> [Written instruction]
Copy the lines of the listing below verbatim, starting at the line containing "Detect and localize" and ending at the line containing "brand-name: nceMore <box>84 74 237 116</box>".

> [The input]
--*--

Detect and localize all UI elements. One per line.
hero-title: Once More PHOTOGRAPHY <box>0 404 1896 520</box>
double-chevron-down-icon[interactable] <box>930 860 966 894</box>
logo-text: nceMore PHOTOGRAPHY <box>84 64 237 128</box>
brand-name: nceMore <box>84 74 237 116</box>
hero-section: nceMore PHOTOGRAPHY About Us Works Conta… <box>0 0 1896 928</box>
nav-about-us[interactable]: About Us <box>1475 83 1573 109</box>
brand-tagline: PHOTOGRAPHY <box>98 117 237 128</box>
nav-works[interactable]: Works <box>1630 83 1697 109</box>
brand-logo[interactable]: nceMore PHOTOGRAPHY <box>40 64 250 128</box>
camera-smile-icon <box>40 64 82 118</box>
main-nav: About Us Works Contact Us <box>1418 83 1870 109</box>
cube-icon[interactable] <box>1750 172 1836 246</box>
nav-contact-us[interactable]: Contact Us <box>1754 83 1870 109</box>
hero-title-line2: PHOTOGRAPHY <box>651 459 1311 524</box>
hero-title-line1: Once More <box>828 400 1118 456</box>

--*--

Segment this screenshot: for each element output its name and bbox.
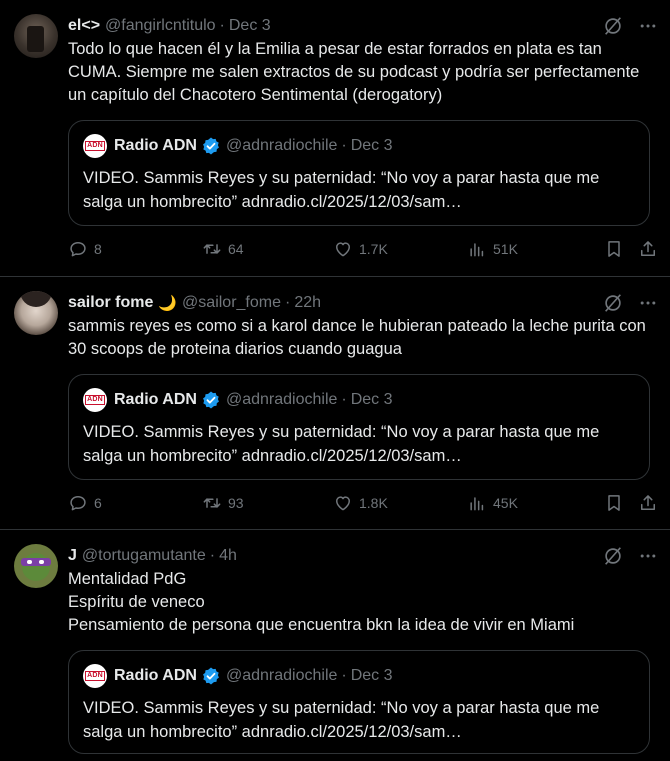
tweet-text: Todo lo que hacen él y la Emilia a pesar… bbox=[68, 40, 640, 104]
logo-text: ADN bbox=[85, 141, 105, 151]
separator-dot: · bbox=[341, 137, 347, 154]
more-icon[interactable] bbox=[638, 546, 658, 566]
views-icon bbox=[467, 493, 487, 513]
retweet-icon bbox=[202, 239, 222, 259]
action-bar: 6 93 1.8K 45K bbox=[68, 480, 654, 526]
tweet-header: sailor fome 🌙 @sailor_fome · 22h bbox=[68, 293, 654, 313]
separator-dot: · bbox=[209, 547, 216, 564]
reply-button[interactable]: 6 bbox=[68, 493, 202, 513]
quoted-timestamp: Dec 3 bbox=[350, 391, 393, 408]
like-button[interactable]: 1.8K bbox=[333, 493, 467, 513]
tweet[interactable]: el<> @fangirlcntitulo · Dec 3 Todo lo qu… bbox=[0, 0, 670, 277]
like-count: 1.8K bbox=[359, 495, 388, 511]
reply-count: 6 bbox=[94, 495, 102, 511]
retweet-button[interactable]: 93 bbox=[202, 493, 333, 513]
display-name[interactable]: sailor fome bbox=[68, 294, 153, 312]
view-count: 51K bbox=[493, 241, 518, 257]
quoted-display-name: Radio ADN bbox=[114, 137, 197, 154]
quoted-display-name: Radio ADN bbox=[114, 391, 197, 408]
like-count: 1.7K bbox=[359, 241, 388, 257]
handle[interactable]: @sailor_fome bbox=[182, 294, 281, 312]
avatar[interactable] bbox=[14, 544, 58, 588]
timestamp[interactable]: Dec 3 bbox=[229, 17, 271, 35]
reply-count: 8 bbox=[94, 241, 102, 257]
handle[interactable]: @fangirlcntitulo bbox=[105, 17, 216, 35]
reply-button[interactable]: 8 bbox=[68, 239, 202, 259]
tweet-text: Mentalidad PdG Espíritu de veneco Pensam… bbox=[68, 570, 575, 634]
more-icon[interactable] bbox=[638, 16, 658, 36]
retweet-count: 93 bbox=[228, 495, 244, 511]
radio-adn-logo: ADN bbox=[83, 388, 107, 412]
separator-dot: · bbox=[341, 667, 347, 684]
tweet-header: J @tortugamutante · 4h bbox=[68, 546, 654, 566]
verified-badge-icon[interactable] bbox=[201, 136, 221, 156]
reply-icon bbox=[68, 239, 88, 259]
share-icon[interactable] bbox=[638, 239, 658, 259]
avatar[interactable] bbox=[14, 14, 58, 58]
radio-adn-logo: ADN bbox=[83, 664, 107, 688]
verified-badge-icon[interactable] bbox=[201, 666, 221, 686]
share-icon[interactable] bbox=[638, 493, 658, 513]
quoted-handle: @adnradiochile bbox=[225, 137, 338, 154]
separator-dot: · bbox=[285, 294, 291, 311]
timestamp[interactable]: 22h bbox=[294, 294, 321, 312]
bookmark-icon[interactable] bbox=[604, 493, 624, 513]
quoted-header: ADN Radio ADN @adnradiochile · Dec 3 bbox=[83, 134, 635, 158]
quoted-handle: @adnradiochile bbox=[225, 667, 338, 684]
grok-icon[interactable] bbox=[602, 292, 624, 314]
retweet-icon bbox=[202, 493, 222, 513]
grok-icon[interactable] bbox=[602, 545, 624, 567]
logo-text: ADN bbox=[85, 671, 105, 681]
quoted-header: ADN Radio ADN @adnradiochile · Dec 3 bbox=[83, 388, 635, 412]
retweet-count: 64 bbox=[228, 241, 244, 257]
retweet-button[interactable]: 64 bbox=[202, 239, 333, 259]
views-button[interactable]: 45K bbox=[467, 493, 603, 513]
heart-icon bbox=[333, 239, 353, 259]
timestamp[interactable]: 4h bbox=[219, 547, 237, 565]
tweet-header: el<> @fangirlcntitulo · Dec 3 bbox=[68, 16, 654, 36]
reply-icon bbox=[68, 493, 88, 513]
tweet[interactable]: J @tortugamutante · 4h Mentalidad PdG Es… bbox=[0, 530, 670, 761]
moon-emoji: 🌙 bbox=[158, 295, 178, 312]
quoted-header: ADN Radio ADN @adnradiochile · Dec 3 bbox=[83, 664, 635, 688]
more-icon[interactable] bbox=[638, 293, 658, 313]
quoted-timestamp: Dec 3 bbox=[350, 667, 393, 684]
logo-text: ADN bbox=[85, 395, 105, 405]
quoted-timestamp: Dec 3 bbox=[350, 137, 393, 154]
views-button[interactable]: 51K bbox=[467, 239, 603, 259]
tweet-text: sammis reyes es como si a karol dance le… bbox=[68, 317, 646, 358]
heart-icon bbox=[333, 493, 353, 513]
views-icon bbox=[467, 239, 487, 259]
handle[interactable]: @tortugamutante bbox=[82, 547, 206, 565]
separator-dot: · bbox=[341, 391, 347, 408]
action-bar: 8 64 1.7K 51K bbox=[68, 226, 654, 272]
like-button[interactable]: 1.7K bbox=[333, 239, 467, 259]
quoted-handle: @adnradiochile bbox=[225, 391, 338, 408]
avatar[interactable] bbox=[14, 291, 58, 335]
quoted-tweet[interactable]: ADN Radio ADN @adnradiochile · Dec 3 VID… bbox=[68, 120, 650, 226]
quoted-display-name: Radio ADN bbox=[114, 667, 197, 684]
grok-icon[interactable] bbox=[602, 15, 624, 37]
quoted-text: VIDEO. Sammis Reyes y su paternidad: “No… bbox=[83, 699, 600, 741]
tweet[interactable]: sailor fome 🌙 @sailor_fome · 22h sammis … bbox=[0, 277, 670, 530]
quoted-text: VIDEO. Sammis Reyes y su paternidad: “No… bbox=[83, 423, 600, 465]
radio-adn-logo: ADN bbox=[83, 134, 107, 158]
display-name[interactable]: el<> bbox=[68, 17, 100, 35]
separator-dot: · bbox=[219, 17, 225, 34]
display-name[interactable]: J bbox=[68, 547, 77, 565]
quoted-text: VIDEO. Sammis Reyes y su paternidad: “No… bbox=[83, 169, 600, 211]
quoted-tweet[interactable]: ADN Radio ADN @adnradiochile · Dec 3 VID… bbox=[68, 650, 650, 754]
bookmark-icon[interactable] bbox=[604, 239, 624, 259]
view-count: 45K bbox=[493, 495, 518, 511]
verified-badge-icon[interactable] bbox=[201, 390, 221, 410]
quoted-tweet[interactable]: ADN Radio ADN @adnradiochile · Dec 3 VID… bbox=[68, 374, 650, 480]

--*--

> [Response to this task]
Detect and localize all UI elements. One per line.
hero-title: Once More PHOTOGRAPHY <box>0 404 1896 520</box>
double-chevron-down-icon[interactable] <box>930 860 966 894</box>
logo-text: nceMore PHOTOGRAPHY <box>84 64 237 128</box>
brand-name: nceMore <box>84 74 237 116</box>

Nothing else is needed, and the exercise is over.